| Brief |
Extract all of the data and reproduce it precisely.

| Data supplied |
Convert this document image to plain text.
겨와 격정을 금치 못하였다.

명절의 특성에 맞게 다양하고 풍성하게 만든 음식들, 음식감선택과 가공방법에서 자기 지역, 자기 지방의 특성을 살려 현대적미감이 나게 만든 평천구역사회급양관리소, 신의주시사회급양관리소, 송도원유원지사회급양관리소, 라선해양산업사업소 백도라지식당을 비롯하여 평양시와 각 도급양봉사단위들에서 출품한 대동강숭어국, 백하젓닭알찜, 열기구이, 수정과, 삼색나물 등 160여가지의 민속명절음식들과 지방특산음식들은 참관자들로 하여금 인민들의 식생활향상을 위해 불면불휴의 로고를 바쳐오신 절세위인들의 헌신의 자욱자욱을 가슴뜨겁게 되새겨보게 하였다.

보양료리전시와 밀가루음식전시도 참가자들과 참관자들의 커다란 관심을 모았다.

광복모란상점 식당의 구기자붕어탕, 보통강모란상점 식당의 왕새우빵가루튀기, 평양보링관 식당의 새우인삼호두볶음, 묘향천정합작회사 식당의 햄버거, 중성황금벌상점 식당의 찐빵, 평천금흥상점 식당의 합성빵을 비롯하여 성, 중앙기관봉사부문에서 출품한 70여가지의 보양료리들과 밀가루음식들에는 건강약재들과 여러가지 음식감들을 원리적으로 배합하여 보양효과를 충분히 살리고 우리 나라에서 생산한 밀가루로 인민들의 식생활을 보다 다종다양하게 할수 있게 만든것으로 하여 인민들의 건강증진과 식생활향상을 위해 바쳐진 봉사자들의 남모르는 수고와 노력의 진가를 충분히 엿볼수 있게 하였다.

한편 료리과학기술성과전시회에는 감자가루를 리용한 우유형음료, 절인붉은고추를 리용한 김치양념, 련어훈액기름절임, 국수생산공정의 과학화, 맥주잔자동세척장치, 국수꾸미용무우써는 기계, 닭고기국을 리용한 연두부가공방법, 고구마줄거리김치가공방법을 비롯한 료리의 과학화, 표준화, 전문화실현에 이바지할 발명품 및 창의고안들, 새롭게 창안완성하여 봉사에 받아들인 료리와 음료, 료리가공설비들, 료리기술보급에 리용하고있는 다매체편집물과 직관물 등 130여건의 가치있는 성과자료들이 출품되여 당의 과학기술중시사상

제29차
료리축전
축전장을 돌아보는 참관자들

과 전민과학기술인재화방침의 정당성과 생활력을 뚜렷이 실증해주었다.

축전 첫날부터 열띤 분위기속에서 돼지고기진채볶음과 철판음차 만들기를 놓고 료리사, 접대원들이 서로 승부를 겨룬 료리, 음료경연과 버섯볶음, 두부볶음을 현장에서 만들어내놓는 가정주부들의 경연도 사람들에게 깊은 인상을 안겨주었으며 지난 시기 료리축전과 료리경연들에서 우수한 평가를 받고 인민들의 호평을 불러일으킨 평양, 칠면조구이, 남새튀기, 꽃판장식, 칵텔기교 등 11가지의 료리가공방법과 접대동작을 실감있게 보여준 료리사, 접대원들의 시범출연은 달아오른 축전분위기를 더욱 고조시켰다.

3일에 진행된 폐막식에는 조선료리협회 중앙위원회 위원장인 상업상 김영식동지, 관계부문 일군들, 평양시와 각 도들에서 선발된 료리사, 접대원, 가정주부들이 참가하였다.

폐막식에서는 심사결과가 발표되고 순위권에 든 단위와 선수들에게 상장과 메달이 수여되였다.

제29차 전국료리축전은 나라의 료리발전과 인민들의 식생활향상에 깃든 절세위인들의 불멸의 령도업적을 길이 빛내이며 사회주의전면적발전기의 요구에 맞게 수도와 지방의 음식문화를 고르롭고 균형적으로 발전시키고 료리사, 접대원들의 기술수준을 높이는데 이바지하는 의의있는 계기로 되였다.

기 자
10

| Solution to this task |
Convert this document image to plain text.
겨와 격정을 금치 못하였다.

명절의 특성에 맞게 다양하고 풍성하게 만든 음식들, 음식감선택과 가공방법에서 자기 지역, 자기 지방의 특성을 살려 현대적미감이 나게 만든 평천구역사회급양관리소, 신의주시사회급양관리소, 송도원유원지사회급양관리소, 라선해양산업사업소 백도라지식당을 비롯하여 평양시와 각 도급양봉사단위들에서 출품한 대동강숭어국, 백하젓닭알찜, 열기구이, 수정과, 삼색나물 등 160여가지의 민속명절음식들과 지방특산음식들은 참관자들로 하여금 인민들의 식생활향상을 위해 불면불휴의 로고를 바쳐오신 절세위인들의 헌신의 자욱자욱을 가슴뜨겁게 되새겨보게 하였다.

보양료리전시와 밀가루음식전시도 참가자들과 참관자들의 커다란 관심을 모았다.

광복모란상점 식당의 구기자붕어탕, 보통강모란상점 식당의 왕새우빵가루튀기, 평양보링관 식당의 새우인삼호두볶음, 묘향천정합작회사 식당의 햄버거, 중성황금벌상점 식당의 찐빵, 평천금흥상점 식당의 합성빵을 비롯하여 성, 중앙기관봉사부문에서 출품한 70여가지의 보양료리들과 밀가루음식들에는 건강약재들과 여러가지 음식감들을 원리적으로 배합하여 보양효과를 충분히 살리고 우리 나라에서 생산한 밀가루로 인민들의 식생활을 보다 다종다양하게 할수 있게 만든것으로 하여 인민들의 건강증진과 식생활향상을 위해 바쳐진 봉사자들의 남모르는 수고와 노력의 진가를 충분히 엿볼수 있게 하였다.

한편 료리과학기술성과전시회에는 감자가루를 리용한 우유형음료, 절인붉은고추를 리용한 김치양념, 련어훈액기름절임, 국수생산공정의 과학화, 맥주잔자동세척장치, 국수꾸미용무우써는 기계, 닭고기국을 리용한 연두부가공방법, 고구마줄거리김치가공방법을 비롯한 료리의 과학화, 표준화, 전문화실현에 이바지할 발명품 및 창의고안들, 새롭게 창안완성하여 봉사에 받아들인 료리와 음료, 료리가공설비들, 료리기술보급에 리용하고있는 다매체편집물과 직관물 등 130여건의 가치있는 성과자료들이 출품되여 당의 과학기술중시사상

제29차
료리축전
축전장을 돌아보는 참관자들

과 전민과학기술인재화방침의 정당성과 생활력을 뚜렷이 실증해주었다.

축전 첫날부터 열띤 분위기속에서 돼지고기진채볶음과 철판음차 만들기를 놓고 료리사, 접대원들이 서로 승부를 겨룬 료리, 음료경연과 버섯볶음, 두부볶음을 현장에서 만들어내놓는 가정주부들의 경연도 사람들에게 깊은 인상을 안겨주었으며 지난 시기 료리축전과 료리경연들에서 우수한 평가를 받고 인민들의 호평을 불러일으킨 평양, 칠면조구이, 남새튀기, 꽃판장식, 칵텔기교 등 11가지의 료리가공방법과 접대동작을 실감있게 보여준 료리사, 접대원들의 시범출연은 달아오른 축전분위기를 더욱 고조시켰다.

3일에 진행된 폐막식에는 조선료리협회 중앙위원회 위원장인 상업상 김영식동지, 관계부문 일군들, 평양시와 각 도들에서 선발된 료리사, 접대원, 가정주부들이 참가하였다.

폐막식에서는 심사결과가 발표되고 순위권에 든 단위와 선수들에게 상장과 메달이 수여되였다.

제29차 전국료리축전은 나라의 료리발전과 인민들의 식생활향상에 깃든 절세위인들의 불멸의 령도업적을 길이 빛내이며 사회주의전면적발전기의 요구에 맞게 수도와 지방의 음식문화를 고르롭고 균형적으로 발전시키고 료리사, 접대원들의 기술수준을 높이는데 이바지하는 의의있는 계기로 되였다.

기 자
10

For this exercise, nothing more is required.